• **Data to process**:
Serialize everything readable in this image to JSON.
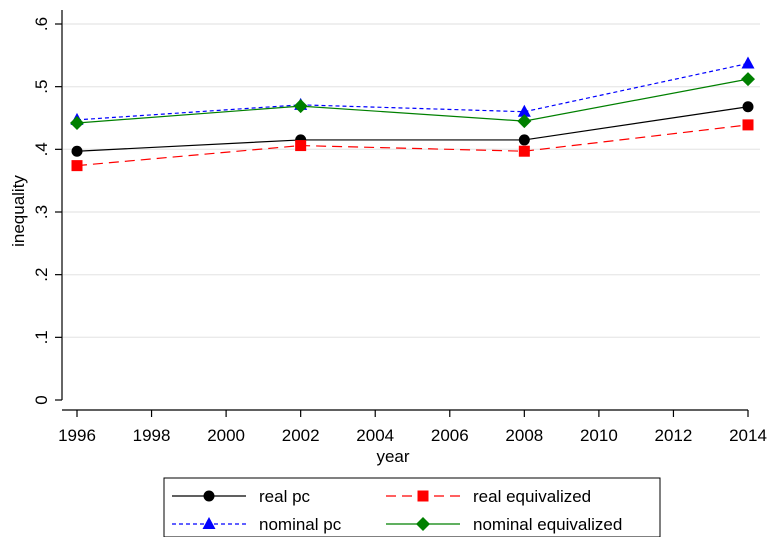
{
  "chart_data": {
    "type": "line",
    "title": "",
    "xlabel": "year",
    "ylabel": "inequality",
    "x": [
      1996,
      2002,
      2008,
      2014
    ],
    "xlim": [
      1996,
      2014
    ],
    "ylim": [
      0,
      0.6
    ],
    "xticks": [
      1996,
      1998,
      2000,
      2002,
      2004,
      2006,
      2008,
      2010,
      2012,
      2014
    ],
    "yticks": [
      0,
      0.1,
      0.2,
      0.3,
      0.4,
      0.5,
      0.6
    ],
    "ytick_labels": [
      "0",
      ".1",
      ".2",
      ".3",
      ".4",
      ".5",
      ".6"
    ],
    "grid": true,
    "legend_position": "bottom",
    "series": [
      {
        "name": "real pc",
        "values": [
          0.397,
          0.415,
          0.415,
          0.468
        ],
        "color": "#000000",
        "marker": "circle",
        "dash": "solid"
      },
      {
        "name": "real equivalized",
        "values": [
          0.374,
          0.406,
          0.397,
          0.439
        ],
        "color": "#ff0000",
        "marker": "square",
        "dash": "long-dash"
      },
      {
        "name": "nominal pc",
        "values": [
          0.447,
          0.471,
          0.46,
          0.537
        ],
        "color": "#0000ff",
        "marker": "triangle",
        "dash": "short-dash"
      },
      {
        "name": "nominal equivalized",
        "values": [
          0.442,
          0.469,
          0.445,
          0.512
        ],
        "color": "#008000",
        "marker": "diamond",
        "dash": "solid"
      }
    ]
  }
}
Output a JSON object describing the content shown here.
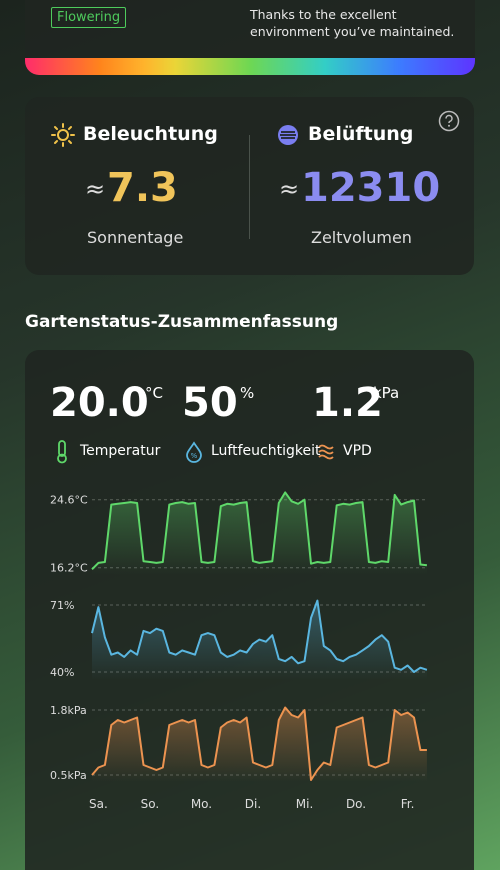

• **Task to carry out**: Reproduce each line word for word and drop the pictures.

• **Response**:
Serialize everything readable in this image to JSON.
{
  "chart_data": {
    "type": "line",
    "title": "",
    "xlabel": "year",
    "ylabel": "inequality",
    "x": [
      1996,
      2002,
      2008,
      2014
    ],
    "xlim": [
      1996,
      2014
    ],
    "ylim": [
      0,
      0.6
    ],
    "xticks": [
      1996,
      1998,
      2000,
      2002,
      2004,
      2006,
      2008,
      2010,
      2012,
      2014
    ],
    "yticks": [
      0,
      0.1,
      0.2,
      0.3,
      0.4,
      0.5,
      0.6
    ],
    "ytick_labels": [
      "0",
      ".1",
      ".2",
      ".3",
      ".4",
      ".5",
      ".6"
    ],
    "grid": true,
    "legend_position": "bottom",
    "series": [
      {
        "name": "real pc",
        "values": [
          0.397,
          0.415,
          0.415,
          0.468
        ],
        "color": "#000000",
        "marker": "circle",
        "dash": "solid"
      },
      {
        "name": "real equivalized",
        "values": [
          0.374,
          0.406,
          0.397,
          0.439
        ],
        "color": "#ff0000",
        "marker": "square",
        "dash": "long-dash"
      },
      {
        "name": "nominal pc",
        "values": [
          0.447,
          0.471,
          0.46,
          0.537
        ],
        "color": "#0000ff",
        "marker": "triangle",
        "dash": "short-dash"
      },
      {
        "name": "nominal equivalized",
        "values": [
          0.442,
          0.469,
          0.445,
          0.512
        ],
        "color": "#008000",
        "marker": "diamond",
        "dash": "solid"
      }
    ]
  }
}
Output a JSON object describing the content shown here.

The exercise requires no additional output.